Dataset records:

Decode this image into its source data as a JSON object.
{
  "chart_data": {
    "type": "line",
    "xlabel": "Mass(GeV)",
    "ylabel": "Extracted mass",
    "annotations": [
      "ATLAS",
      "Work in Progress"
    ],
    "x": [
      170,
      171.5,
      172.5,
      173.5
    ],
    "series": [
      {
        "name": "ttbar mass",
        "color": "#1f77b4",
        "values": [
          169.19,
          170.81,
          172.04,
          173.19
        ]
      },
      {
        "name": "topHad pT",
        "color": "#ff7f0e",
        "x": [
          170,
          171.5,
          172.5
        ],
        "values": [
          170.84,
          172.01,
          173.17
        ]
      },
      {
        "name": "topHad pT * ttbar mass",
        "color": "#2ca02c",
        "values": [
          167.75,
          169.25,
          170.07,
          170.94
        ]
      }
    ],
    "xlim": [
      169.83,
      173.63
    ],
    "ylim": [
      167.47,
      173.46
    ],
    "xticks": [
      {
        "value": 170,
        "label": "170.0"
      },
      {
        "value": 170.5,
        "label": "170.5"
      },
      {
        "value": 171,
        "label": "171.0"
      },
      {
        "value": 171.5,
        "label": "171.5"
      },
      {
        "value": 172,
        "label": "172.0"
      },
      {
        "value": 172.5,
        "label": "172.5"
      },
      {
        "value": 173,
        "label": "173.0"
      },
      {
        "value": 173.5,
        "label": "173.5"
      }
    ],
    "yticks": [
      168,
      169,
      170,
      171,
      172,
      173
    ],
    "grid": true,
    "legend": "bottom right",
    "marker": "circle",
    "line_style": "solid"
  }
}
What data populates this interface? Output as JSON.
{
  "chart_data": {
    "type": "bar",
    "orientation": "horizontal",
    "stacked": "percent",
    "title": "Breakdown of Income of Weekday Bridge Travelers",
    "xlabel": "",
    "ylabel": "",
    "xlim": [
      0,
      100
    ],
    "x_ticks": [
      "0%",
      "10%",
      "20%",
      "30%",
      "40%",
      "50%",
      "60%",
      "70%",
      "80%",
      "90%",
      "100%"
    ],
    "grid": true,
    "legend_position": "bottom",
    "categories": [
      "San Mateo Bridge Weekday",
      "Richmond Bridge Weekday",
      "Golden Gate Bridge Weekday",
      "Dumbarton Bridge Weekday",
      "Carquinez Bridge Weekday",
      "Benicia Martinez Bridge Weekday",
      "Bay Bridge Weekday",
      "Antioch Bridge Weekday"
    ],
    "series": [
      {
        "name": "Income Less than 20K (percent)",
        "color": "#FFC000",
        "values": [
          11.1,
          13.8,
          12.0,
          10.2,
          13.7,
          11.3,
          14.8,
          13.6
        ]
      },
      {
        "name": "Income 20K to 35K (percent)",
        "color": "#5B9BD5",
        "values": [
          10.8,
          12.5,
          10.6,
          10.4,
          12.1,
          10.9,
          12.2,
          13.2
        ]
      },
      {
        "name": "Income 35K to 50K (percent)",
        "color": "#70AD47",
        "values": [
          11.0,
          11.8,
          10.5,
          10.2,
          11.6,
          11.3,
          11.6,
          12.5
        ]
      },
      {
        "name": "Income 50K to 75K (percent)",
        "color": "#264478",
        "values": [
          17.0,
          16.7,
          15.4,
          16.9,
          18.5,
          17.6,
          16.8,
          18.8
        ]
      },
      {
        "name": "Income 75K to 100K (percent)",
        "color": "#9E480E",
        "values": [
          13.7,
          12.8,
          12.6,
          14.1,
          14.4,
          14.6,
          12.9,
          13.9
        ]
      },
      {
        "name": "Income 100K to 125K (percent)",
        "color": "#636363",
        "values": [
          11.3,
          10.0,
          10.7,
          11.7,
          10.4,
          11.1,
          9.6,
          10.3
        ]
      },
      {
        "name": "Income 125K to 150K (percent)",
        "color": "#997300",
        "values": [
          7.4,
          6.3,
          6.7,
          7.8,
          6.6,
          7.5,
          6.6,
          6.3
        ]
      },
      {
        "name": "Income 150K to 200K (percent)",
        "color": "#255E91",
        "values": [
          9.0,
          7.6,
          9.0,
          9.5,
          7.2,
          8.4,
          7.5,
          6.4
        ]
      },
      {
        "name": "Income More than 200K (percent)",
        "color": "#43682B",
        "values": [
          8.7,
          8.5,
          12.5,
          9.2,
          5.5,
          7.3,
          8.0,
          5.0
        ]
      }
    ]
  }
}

Exercise requirements:
Determine how many lines of the material include the string "this". Output only that count.

Exercise response:
2